Data to process:

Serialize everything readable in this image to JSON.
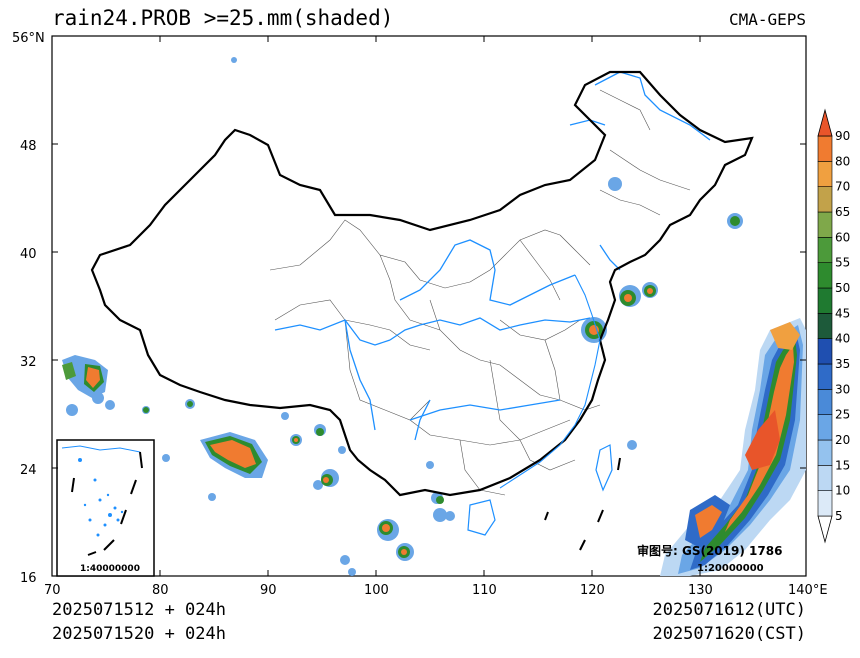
{
  "header": {
    "title": "rain24.PROB >=25.mm(shaded)",
    "model": "CMA-GEPS"
  },
  "map": {
    "lat_labels": [
      "56°N",
      "48",
      "40",
      "32",
      "24",
      "16"
    ],
    "lon_labels": [
      "70",
      "80",
      "90",
      "100",
      "110",
      "120",
      "130",
      "140°E"
    ],
    "approval": "审图号: GS(2019) 1786",
    "scale": "1:20000000",
    "inset_scale": "1:40000000",
    "colors": {
      "border": "#000000",
      "rivers": "#1e90ff",
      "provinces": "#555555"
    }
  },
  "colorbar": {
    "labels": [
      "5",
      "10",
      "15",
      "20",
      "25",
      "30",
      "35",
      "40",
      "45",
      "50",
      "55",
      "60",
      "65",
      "70",
      "80",
      "90"
    ],
    "colors": [
      "#ffffff",
      "#dceaf8",
      "#bcd8f3",
      "#94c2ee",
      "#6aa6e6",
      "#4a8ad8",
      "#2f6bc8",
      "#1f4fb0",
      "#1d5a3a",
      "#1f7a30",
      "#2e8b2e",
      "#4c9a3a",
      "#7fa84a",
      "#c2a24a",
      "#f0a040",
      "#f07b30",
      "#e8552a"
    ]
  },
  "footer": {
    "left_1": "2025071512 + 024h",
    "left_2": "2025071520 + 024h",
    "right_1": "2025071612(UTC)",
    "right_2": "2025071620(CST)"
  }
}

What you are asked to do: Make an exact copy of the records above, with the pictures left out.

Task output:
Serialize everything readable in this image to JSON.
{
  "header": {
    "title": "rain24.PROB >=25.mm(shaded)",
    "model": "CMA-GEPS"
  },
  "map": {
    "lat_labels": [
      "56°N",
      "48",
      "40",
      "32",
      "24",
      "16"
    ],
    "lon_labels": [
      "70",
      "80",
      "90",
      "100",
      "110",
      "120",
      "130",
      "140°E"
    ],
    "approval": "审图号: GS(2019) 1786",
    "scale": "1:20000000",
    "inset_scale": "1:40000000",
    "colors": {
      "border": "#000000",
      "rivers": "#1e90ff",
      "provinces": "#555555"
    }
  },
  "colorbar": {
    "labels": [
      "5",
      "10",
      "15",
      "20",
      "25",
      "30",
      "35",
      "40",
      "45",
      "50",
      "55",
      "60",
      "65",
      "70",
      "80",
      "90"
    ],
    "colors": [
      "#ffffff",
      "#dceaf8",
      "#bcd8f3",
      "#94c2ee",
      "#6aa6e6",
      "#4a8ad8",
      "#2f6bc8",
      "#1f4fb0",
      "#1d5a3a",
      "#1f7a30",
      "#2e8b2e",
      "#4c9a3a",
      "#7fa84a",
      "#c2a24a",
      "#f0a040",
      "#f07b30",
      "#e8552a"
    ]
  },
  "footer": {
    "left_1": "2025071512 + 024h",
    "left_2": "2025071520 + 024h",
    "right_1": "2025071612(UTC)",
    "right_2": "2025071620(CST)"
  }
}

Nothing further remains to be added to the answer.